[Data extract]:
·····
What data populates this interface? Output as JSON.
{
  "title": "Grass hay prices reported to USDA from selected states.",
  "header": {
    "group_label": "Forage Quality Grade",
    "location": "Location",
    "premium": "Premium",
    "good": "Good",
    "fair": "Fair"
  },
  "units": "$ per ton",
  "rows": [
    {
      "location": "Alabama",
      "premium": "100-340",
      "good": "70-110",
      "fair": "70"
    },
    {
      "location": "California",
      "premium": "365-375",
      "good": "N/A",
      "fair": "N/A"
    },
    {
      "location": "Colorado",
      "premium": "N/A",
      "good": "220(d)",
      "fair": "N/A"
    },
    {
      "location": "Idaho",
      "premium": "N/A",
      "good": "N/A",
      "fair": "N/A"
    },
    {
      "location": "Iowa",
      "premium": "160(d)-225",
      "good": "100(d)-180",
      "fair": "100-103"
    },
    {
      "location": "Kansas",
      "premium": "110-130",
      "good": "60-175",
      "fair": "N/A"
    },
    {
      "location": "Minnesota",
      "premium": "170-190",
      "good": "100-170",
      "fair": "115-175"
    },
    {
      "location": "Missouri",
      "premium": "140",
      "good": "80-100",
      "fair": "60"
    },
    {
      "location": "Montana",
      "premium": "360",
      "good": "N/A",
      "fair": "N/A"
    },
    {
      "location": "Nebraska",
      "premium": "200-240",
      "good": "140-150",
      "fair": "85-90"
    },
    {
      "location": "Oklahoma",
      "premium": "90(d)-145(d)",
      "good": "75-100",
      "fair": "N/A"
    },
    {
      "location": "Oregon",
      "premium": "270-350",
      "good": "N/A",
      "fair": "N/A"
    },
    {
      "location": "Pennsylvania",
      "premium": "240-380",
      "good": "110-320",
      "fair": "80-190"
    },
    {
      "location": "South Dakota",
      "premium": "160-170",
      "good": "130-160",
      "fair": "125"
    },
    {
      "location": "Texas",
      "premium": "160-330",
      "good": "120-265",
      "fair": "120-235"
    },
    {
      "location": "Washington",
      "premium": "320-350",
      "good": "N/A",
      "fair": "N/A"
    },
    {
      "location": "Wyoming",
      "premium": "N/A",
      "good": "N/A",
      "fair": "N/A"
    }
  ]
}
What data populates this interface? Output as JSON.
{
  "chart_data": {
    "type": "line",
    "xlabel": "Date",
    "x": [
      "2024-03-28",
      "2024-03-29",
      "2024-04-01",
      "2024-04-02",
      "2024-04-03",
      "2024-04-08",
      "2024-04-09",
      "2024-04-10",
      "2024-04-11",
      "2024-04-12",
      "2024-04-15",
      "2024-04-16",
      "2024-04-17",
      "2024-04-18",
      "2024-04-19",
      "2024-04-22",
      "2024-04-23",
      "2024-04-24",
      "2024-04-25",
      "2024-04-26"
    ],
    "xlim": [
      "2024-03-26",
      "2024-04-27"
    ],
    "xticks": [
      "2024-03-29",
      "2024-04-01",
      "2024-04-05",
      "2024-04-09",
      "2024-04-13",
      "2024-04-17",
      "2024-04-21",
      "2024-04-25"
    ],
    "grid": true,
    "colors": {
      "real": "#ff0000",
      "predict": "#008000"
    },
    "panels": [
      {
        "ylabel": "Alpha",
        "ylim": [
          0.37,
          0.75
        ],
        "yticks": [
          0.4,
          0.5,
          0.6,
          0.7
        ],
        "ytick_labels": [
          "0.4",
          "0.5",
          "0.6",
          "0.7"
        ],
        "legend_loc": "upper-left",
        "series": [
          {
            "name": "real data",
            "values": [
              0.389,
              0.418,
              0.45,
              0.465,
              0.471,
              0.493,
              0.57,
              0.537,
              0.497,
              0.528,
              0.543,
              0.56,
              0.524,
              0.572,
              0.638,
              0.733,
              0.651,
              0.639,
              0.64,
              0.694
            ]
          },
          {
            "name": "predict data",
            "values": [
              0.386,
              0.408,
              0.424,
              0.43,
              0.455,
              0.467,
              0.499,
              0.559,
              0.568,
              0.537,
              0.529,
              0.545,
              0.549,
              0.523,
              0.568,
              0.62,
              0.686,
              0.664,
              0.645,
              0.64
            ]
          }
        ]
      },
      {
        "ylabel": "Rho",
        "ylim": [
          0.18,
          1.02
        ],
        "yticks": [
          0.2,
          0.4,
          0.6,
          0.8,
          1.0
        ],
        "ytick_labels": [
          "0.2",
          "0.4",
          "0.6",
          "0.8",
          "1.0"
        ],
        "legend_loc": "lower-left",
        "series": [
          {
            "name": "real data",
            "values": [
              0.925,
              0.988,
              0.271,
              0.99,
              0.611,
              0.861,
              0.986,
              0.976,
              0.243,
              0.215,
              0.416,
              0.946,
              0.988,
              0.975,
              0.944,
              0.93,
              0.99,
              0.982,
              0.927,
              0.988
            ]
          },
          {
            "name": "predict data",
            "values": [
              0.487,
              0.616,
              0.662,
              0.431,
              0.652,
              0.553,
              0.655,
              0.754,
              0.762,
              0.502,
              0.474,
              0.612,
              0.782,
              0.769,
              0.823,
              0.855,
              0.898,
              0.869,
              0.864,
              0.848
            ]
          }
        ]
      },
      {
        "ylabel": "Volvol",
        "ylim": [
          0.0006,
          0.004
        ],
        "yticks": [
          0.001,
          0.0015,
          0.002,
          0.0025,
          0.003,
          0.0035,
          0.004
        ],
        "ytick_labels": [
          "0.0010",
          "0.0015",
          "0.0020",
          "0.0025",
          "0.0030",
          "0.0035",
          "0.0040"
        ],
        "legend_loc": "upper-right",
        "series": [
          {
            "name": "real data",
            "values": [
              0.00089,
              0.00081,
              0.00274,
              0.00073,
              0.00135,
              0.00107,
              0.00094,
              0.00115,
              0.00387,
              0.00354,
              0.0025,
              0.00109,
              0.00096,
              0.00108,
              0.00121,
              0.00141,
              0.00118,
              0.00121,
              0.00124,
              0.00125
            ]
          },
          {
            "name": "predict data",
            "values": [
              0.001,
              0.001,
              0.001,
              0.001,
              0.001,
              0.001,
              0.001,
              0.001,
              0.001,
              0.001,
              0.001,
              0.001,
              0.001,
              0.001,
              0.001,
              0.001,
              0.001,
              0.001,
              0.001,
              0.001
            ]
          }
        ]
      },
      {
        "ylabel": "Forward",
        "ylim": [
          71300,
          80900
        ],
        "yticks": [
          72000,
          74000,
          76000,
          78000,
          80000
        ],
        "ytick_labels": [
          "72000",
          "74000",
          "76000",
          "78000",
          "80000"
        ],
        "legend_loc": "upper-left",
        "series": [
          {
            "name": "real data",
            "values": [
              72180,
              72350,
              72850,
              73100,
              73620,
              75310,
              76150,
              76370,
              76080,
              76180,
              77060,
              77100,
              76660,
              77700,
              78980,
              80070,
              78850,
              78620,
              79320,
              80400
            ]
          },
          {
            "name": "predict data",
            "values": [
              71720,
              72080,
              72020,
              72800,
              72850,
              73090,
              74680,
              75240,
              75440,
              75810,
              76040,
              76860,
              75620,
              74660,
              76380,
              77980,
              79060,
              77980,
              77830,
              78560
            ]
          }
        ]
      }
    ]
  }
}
·····
[Given task]:
Quote every record above exactly.

[Written response]:
What data populates this interface? Output as JSON.
{
  "title": "Grass hay prices reported to USDA from selected states.",
  "header": {
    "group_label": "Forage Quality Grade",
    "location": "Location",
    "premium": "Premium",
    "good": "Good",
    "fair": "Fair"
  },
  "units": "$ per ton",
  "rows": [
    {
      "location": "Alabama",
      "premium": "100-340",
      "good": "70-110",
      "fair": "70"
    },
    {
      "location": "California",
      "premium": "365-375",
      "good": "N/A",
      "fair": "N/A"
    },
    {
      "location": "Colorado",
      "premium": "N/A",
      "good": "220(d)",
      "fair": "N/A"
    },
    {
      "location": "Idaho",
      "premium": "N/A",
      "good": "N/A",
      "fair": "N/A"
    },
    {
      "location": "Iowa",
      "premium": "160(d)-225",
      "good": "100(d)-180",
      "fair": "100-103"
    },
    {
      "location": "Kansas",
      "premium": "110-130",
      "good": "60-175",
      "fair": "N/A"
    },
    {
      "location": "Minnesota",
      "premium": "170-190",
      "good": "100-170",
      "fair": "115-175"
    },
    {
      "location": "Missouri",
      "premium": "140",
      "good": "80-100",
      "fair": "60"
    },
    {
      "location": "Montana",
      "premium": "360",
      "good": "N/A",
      "fair": "N/A"
    },
    {
      "location": "Nebraska",
      "premium": "200-240",
      "good": "140-150",
      "fair": "85-90"
    },
    {
      "location": "Oklahoma",
      "premium": "90(d)-145(d)",
      "good": "75-100",
      "fair": "N/A"
    },
    {
      "location": "Oregon",
      "premium": "270-350",
      "good": "N/A",
      "fair": "N/A"
    },
    {
      "location": "Pennsylvania",
      "premium": "240-380",
      "good": "110-320",
      "fair": "80-190"
    },
    {
      "location": "South Dakota",
      "premium": "160-170",
      "good": "130-160",
      "fair": "125"
    },
    {
      "location": "Texas",
      "premium": "160-330",
      "good": "120-265",
      "fair": "120-235"
    },
    {
      "location": "Washington",
      "premium": "320-350",
      "good": "N/A",
      "fair": "N/A"
    },
    {
      "location": "Wyoming",
      "premium": "N/A",
      "good": "N/A",
      "fair": "N/A"
    }
  ]
}
What data populates this interface? Output as JSON.
{
  "chart_data": {
    "type": "line",
    "xlabel": "Date",
    "x": [
      "2024-03-28",
      "2024-03-29",
      "2024-04-01",
      "2024-04-02",
      "2024-04-03",
      "2024-04-08",
      "2024-04-09",
      "2024-04-10",
      "2024-04-11",
      "2024-04-12",
      "2024-04-15",
      "2024-04-16",
      "2024-04-17",
      "2024-04-18",
      "2024-04-19",
      "2024-04-22",
      "2024-04-23",
      "2024-04-24",
      "2024-04-25",
      "2024-04-26"
    ],
    "xlim": [
      "2024-03-26",
      "2024-04-27"
    ],
    "xticks": [
      "2024-03-29",
      "2024-04-01",
      "2024-04-05",
      "2024-04-09",
      "2024-04-13",
      "2024-04-17",
      "2024-04-21",
      "2024-04-25"
    ],
    "grid": true,
    "colors": {
      "real": "#ff0000",
      "predict": "#008000"
    },
    "panels": [
      {
        "ylabel": "Alpha",
        "ylim": [
          0.37,
          0.75
        ],
        "yticks": [
          0.4,
          0.5,
          0.6,
          0.7
        ],
        "ytick_labels": [
          "0.4",
          "0.5",
          "0.6",
          "0.7"
        ],
        "legend_loc": "upper-left",
        "series": [
          {
            "name": "real data",
            "values": [
              0.389,
              0.418,
              0.45,
              0.465,
              0.471,
              0.493,
              0.57,
              0.537,
              0.497,
              0.528,
              0.543,
              0.56,
              0.524,
              0.572,
              0.638,
              0.733,
              0.651,
              0.639,
              0.64,
              0.694
            ]
          },
          {
            "name": "predict data",
            "values": [
              0.386,
              0.408,
              0.424,
              0.43,
              0.455,
              0.467,
              0.499,
              0.559,
              0.568,
              0.537,
              0.529,
              0.545,
              0.549,
              0.523,
              0.568,
              0.62,
              0.686,
              0.664,
              0.645,
              0.64
            ]
          }
        ]
      },
      {
        "ylabel": "Rho",
        "ylim": [
          0.18,
          1.02
        ],
        "yticks": [
          0.2,
          0.4,
          0.6,
          0.8,
          1.0
        ],
        "ytick_labels": [
          "0.2",
          "0.4",
          "0.6",
          "0.8",
          "1.0"
        ],
        "legend_loc": "lower-left",
        "series": [
          {
            "name": "real data",
            "values": [
              0.925,
              0.988,
              0.271,
              0.99,
              0.611,
              0.861,
              0.986,
              0.976,
              0.243,
              0.215,
              0.416,
              0.946,
              0.988,
              0.975,
              0.944,
              0.93,
              0.99,
              0.982,
              0.927,
              0.988
            ]
          },
          {
            "name": "predict data",
            "values": [
              0.487,
              0.616,
              0.662,
              0.431,
              0.652,
              0.553,
              0.655,
              0.754,
              0.762,
              0.502,
              0.474,
              0.612,
              0.782,
              0.769,
              0.823,
              0.855,
              0.898,
              0.869,
              0.864,
              0.848
            ]
          }
        ]
      },
      {
        "ylabel": "Volvol",
        "ylim": [
          0.0006,
          0.004
        ],
        "yticks": [
          0.001,
          0.0015,
          0.002,
          0.0025,
          0.003,
          0.0035,
          0.004
        ],
        "ytick_labels": [
          "0.0010",
          "0.0015",
          "0.0020",
          "0.0025",
          "0.0030",
          "0.0035",
          "0.0040"
        ],
        "legend_loc": "upper-right",
        "series": [
          {
            "name": "real data",
            "values": [
              0.00089,
              0.00081,
              0.00274,
              0.00073,
              0.00135,
              0.00107,
              0.00094,
              0.00115,
              0.00387,
              0.00354,
              0.0025,
              0.00109,
              0.00096,
              0.00108,
              0.00121,
              0.00141,
              0.00118,
              0.00121,
              0.00124,
              0.00125
            ]
          },
          {
            "name": "predict data",
            "values": [
              0.001,
              0.001,
              0.001,
              0.001,
              0.001,
              0.001,
              0.001,
              0.001,
              0.001,
              0.001,
              0.001,
              0.001,
              0.001,
              0.001,
              0.001,
              0.001,
              0.001,
              0.001,
              0.001,
              0.001
            ]
          }
        ]
      },
      {
        "ylabel": "Forward",
        "ylim": [
          71300,
          80900
        ],
        "yticks": [
          72000,
          74000,
          76000,
          78000,
          80000
        ],
        "ytick_labels": [
          "72000",
          "74000",
          "76000",
          "78000",
          "80000"
        ],
        "legend_loc": "upper-left",
        "series": [
          {
            "name": "real data",
            "values": [
              72180,
              72350,
              72850,
              73100,
              73620,
              75310,
              76150,
              76370,
              76080,
              76180,
              77060,
              77100,
              76660,
              77700,
              78980,
              80070,
              78850,
              78620,
              79320,
              80400
            ]
          },
          {
            "name": "predict data",
            "values": [
              71720,
              72080,
              72020,
              72800,
              72850,
              73090,
              74680,
              75240,
              75440,
              75810,
              76040,
              76860,
              75620,
              74660,
              76380,
              77980,
              79060,
              77980,
              77830,
              78560
            ]
          }
        ]
      }
    ]
  }
}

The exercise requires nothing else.